Source material:
================================
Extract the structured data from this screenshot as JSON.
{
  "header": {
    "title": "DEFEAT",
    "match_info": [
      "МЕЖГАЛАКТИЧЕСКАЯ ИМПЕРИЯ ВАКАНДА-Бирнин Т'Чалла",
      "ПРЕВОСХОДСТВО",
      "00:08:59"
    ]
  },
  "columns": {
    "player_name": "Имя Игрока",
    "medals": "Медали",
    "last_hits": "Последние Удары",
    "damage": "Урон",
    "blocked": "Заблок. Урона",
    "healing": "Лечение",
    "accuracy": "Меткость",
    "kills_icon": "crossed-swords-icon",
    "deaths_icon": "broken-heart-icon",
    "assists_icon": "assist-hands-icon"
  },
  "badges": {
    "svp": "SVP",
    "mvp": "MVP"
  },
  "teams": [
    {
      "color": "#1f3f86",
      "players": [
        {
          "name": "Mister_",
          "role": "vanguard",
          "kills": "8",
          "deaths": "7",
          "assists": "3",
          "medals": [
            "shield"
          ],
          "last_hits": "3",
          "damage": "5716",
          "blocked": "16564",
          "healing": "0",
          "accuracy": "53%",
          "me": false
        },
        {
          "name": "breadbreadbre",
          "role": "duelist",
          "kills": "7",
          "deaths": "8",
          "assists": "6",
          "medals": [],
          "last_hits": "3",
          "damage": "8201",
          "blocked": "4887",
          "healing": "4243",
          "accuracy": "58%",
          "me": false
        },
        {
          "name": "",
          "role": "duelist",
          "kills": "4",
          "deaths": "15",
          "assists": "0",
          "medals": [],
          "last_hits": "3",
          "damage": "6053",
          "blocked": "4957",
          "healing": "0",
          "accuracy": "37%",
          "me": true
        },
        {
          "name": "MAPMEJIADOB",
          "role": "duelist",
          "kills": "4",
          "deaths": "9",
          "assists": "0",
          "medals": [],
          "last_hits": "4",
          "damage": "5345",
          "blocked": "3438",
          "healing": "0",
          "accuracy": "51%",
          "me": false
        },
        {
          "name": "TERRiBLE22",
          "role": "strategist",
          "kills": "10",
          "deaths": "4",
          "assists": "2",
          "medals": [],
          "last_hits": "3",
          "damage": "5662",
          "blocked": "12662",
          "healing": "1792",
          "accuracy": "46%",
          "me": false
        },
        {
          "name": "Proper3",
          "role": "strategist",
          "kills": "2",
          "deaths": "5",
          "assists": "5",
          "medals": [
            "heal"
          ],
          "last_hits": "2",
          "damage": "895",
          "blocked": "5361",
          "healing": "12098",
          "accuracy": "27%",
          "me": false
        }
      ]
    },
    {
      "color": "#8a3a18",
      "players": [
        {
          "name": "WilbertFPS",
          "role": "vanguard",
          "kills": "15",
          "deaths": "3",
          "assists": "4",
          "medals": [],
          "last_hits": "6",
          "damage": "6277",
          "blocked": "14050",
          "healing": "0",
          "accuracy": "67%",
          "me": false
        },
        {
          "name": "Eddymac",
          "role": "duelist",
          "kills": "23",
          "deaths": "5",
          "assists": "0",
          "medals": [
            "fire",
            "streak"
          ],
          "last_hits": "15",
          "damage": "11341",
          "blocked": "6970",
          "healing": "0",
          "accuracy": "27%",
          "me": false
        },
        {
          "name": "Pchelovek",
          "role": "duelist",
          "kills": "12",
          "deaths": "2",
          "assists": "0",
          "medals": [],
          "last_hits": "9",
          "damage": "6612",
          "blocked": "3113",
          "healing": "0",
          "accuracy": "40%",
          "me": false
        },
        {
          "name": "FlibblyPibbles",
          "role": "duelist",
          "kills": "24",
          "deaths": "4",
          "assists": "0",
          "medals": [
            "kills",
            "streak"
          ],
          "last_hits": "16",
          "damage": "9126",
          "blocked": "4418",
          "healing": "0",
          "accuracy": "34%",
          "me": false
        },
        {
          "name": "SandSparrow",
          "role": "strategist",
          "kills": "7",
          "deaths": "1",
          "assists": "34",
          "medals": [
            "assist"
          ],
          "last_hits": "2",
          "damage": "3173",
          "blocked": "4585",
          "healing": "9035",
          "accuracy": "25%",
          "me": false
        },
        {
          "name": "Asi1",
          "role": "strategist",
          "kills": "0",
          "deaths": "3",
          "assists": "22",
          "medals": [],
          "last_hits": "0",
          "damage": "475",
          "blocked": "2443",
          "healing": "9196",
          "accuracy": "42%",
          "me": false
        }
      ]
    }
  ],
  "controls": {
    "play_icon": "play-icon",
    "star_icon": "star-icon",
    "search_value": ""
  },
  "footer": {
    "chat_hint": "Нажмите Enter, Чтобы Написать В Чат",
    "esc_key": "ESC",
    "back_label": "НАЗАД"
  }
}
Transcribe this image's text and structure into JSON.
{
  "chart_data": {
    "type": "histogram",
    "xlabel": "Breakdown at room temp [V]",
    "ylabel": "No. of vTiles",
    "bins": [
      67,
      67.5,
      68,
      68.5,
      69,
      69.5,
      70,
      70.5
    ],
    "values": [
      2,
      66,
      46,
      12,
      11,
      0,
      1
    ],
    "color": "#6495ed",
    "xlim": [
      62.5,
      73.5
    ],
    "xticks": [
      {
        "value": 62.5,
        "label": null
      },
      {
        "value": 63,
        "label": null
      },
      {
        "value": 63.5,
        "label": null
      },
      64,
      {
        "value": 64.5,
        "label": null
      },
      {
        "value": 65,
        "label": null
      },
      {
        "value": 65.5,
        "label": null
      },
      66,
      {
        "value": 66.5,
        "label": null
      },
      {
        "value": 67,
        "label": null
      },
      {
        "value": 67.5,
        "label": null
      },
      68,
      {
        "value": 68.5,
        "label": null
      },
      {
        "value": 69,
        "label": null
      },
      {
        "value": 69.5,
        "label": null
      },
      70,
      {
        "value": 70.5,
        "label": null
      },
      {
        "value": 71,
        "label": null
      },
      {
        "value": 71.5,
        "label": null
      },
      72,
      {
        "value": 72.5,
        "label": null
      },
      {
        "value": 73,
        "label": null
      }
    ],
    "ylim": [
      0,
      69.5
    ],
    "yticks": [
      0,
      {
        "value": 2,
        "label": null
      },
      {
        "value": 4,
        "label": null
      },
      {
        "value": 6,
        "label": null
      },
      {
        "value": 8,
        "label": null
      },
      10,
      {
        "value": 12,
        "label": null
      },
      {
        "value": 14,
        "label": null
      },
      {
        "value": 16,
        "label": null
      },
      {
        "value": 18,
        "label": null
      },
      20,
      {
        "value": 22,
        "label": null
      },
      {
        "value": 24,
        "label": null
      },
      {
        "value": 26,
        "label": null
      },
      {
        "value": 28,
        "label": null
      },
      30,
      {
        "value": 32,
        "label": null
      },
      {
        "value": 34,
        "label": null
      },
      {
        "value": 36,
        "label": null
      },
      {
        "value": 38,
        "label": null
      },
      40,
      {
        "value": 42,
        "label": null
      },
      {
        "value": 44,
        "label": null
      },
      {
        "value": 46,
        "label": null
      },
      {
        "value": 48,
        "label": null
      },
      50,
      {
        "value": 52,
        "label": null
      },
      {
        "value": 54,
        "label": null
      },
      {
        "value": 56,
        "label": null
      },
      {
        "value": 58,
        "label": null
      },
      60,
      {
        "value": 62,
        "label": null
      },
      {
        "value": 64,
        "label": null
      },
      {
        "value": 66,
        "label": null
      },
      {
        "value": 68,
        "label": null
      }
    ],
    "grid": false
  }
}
================================
Set exercise: Pull out each line of the records holding the string "color".

Result for this exercise:
      "color": "#1f3f86",
      "color": "#8a3a18",
    "color": "#6495ed",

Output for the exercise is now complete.